[Dataset records]
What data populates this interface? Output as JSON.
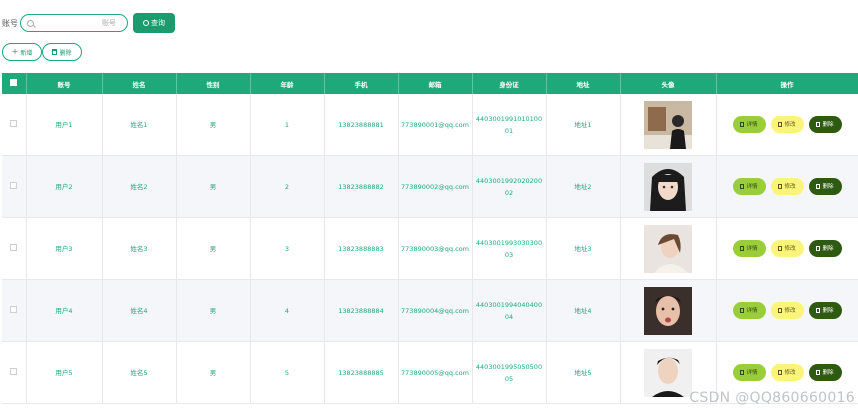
{
  "search": {
    "label": "账号",
    "placeholder": "账号",
    "button_label": "查询"
  },
  "toolbar": {
    "add_label": "新增",
    "delete_label": "删除"
  },
  "table": {
    "headers": [
      "账号",
      "姓名",
      "性别",
      "年龄",
      "手机",
      "邮箱",
      "身份证",
      "地址",
      "头像",
      "操作"
    ],
    "rows": [
      {
        "account": "用户1",
        "name": "姓名1",
        "gender": "男",
        "age": "1",
        "phone": "13823888881",
        "email": "773890001@qq.com",
        "id_card": "440300199101010001",
        "address": "地址1",
        "avatar": "avatar-1"
      },
      {
        "account": "用户2",
        "name": "姓名2",
        "gender": "男",
        "age": "2",
        "phone": "13823888882",
        "email": "773890002@qq.com",
        "id_card": "440300199202020002",
        "address": "地址2",
        "avatar": "avatar-2"
      },
      {
        "account": "用户3",
        "name": "姓名3",
        "gender": "男",
        "age": "3",
        "phone": "13823888883",
        "email": "773890003@qq.com",
        "id_card": "440300199303030003",
        "address": "地址3",
        "avatar": "avatar-3"
      },
      {
        "account": "用户4",
        "name": "姓名4",
        "gender": "男",
        "age": "4",
        "phone": "13823888884",
        "email": "773890004@qq.com",
        "id_card": "440300199404040004",
        "address": "地址4",
        "avatar": "avatar-4"
      },
      {
        "account": "用户5",
        "name": "姓名5",
        "gender": "男",
        "age": "5",
        "phone": "13823888885",
        "email": "773890005@qq.com",
        "id_card": "440300199505050005",
        "address": "地址5",
        "avatar": "avatar-5"
      }
    ],
    "row_actions": {
      "detail_label": "详情",
      "edit_label": "修改",
      "delete_label": "删除"
    }
  },
  "watermark": "CSDN @QQ860660016",
  "colors": {
    "primary": "#1ea97a",
    "detail": "#9acd3a",
    "edit": "#fbf47a",
    "delete": "#2f5a12"
  }
}
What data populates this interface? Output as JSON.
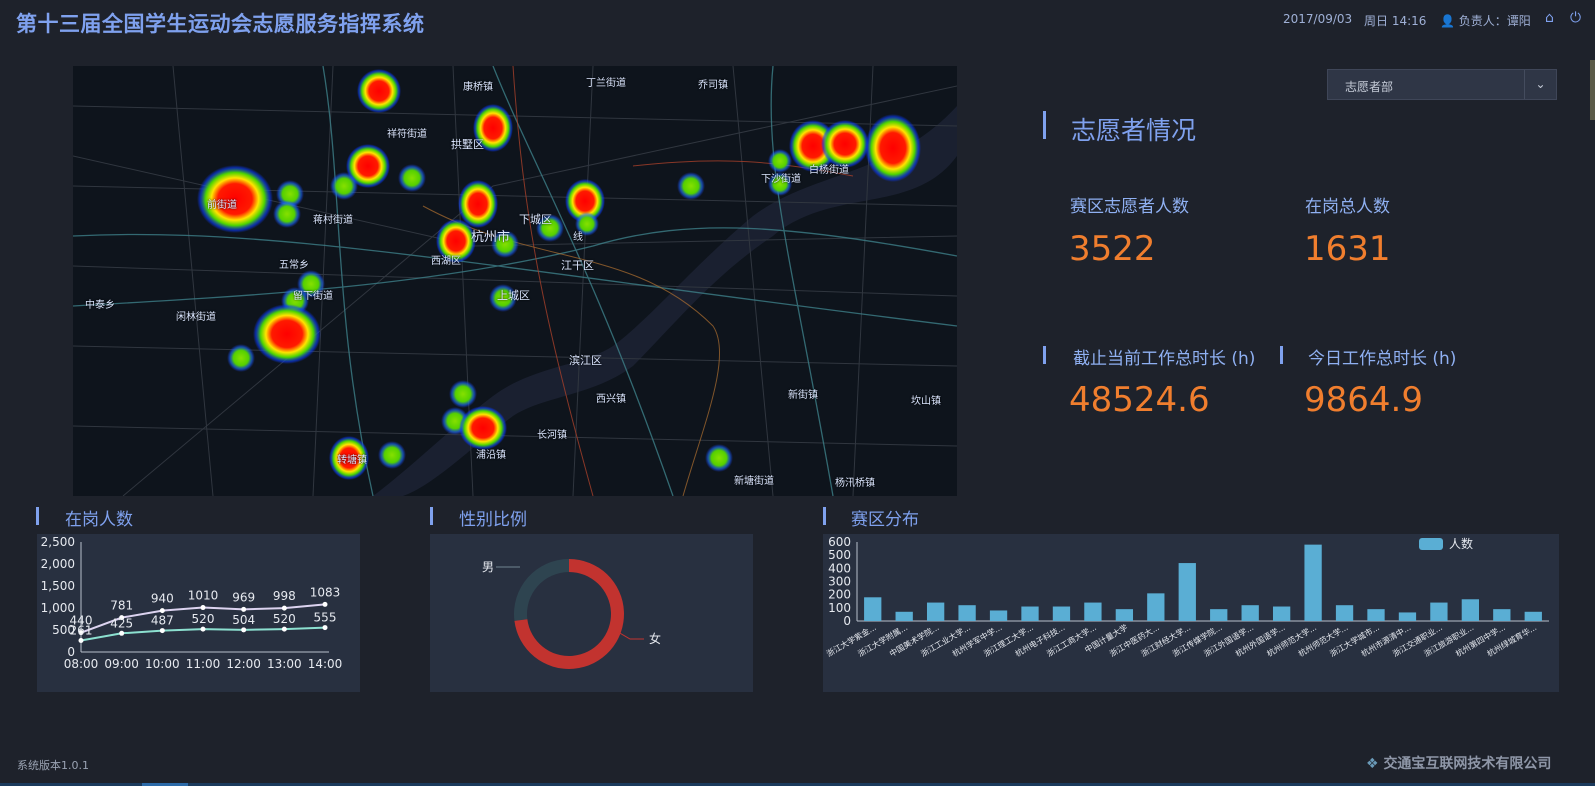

Exercise directions => Identify and copy all lines with the word "avatar".

Exercise result =>
        "avatar": "avatar-1"
        "avatar": "avatar-2"
        "avatar": "avatar-3"
        "avatar": "avatar-4"
        "avatar": "avatar-5"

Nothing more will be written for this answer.